WHAT IS EXPECTED:
Each record below must be returned exactly as shown.
══════════
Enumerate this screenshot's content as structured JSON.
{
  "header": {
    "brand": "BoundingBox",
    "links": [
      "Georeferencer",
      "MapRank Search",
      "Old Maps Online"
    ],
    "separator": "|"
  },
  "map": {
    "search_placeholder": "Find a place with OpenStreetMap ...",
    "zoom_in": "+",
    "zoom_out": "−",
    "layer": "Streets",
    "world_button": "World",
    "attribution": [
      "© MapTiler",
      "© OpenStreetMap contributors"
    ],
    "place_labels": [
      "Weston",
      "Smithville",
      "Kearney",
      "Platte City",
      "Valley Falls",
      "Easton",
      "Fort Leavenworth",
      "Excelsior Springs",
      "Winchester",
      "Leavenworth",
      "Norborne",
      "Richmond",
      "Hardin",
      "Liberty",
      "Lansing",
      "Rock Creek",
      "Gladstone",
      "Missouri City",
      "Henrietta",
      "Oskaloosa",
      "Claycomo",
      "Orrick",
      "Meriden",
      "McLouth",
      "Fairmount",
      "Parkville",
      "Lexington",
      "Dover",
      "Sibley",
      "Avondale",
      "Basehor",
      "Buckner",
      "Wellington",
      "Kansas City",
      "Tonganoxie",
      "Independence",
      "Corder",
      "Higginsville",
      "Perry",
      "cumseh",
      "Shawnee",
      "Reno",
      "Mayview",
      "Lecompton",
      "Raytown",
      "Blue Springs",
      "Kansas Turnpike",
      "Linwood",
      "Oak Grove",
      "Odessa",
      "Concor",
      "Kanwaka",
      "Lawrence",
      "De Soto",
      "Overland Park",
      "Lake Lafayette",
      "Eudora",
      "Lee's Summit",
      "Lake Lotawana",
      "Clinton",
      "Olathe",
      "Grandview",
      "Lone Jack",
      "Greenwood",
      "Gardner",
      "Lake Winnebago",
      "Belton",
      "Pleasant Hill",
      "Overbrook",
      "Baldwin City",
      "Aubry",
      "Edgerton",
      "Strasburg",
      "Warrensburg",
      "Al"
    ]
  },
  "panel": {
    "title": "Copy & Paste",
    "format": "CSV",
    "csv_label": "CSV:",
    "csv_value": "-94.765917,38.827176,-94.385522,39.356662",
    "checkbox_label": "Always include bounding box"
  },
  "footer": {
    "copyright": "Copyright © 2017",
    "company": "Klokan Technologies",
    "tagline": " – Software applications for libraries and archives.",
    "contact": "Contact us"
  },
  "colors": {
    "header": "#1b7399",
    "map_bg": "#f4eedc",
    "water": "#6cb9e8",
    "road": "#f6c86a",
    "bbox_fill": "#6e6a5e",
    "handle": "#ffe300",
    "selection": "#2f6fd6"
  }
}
══════════
EXERCISE OUTPUT:
Enumerate this screenshot's content as structured JSON.
{
  "header": {
    "brand": "BoundingBox",
    "links": [
      "Georeferencer",
      "MapRank Search",
      "Old Maps Online"
    ],
    "separator": "|"
  },
  "map": {
    "search_placeholder": "Find a place with OpenStreetMap ...",
    "zoom_in": "+",
    "zoom_out": "−",
    "layer": "Streets",
    "world_button": "World",
    "attribution": [
      "© MapTiler",
      "© OpenStreetMap contributors"
    ],
    "place_labels": [
      "Weston",
      "Smithville",
      "Kearney",
      "Platte City",
      "Valley Falls",
      "Easton",
      "Fort Leavenworth",
      "Excelsior Springs",
      "Winchester",
      "Leavenworth",
      "Norborne",
      "Richmond",
      "Hardin",
      "Liberty",
      "Lansing",
      "Rock Creek",
      "Gladstone",
      "Missouri City",
      "Henrietta",
      "Oskaloosa",
      "Claycomo",
      "Orrick",
      "Meriden",
      "McLouth",
      "Fairmount",
      "Parkville",
      "Lexington",
      "Dover",
      "Sibley",
      "Avondale",
      "Basehor",
      "Buckner",
      "Wellington",
      "Kansas City",
      "Tonganoxie",
      "Independence",
      "Corder",
      "Higginsville",
      "Perry",
      "cumseh",
      "Shawnee",
      "Reno",
      "Mayview",
      "Lecompton",
      "Raytown",
      "Blue Springs",
      "Kansas Turnpike",
      "Linwood",
      "Oak Grove",
      "Odessa",
      "Concor",
      "Kanwaka",
      "Lawrence",
      "De Soto",
      "Overland Park",
      "Lake Lafayette",
      "Eudora",
      "Lee's Summit",
      "Lake Lotawana",
      "Clinton",
      "Olathe",
      "Grandview",
      "Lone Jack",
      "Greenwood",
      "Gardner",
      "Lake Winnebago",
      "Belton",
      "Pleasant Hill",
      "Overbrook",
      "Baldwin City",
      "Aubry",
      "Edgerton",
      "Strasburg",
      "Warrensburg",
      "Al"
    ]
  },
  "panel": {
    "title": "Copy & Paste",
    "format": "CSV",
    "csv_label": "CSV:",
    "csv_value": "-94.765917,38.827176,-94.385522,39.356662",
    "checkbox_label": "Always include bounding box"
  },
  "footer": {
    "copyright": "Copyright © 2017",
    "company": "Klokan Technologies",
    "tagline": " – Software applications for libraries and archives.",
    "contact": "Contact us"
  },
  "colors": {
    "header": "#1b7399",
    "map_bg": "#f4eedc",
    "water": "#6cb9e8",
    "road": "#f6c86a",
    "bbox_fill": "#6e6a5e",
    "handle": "#ffe300",
    "selection": "#2f6fd6"
  }
}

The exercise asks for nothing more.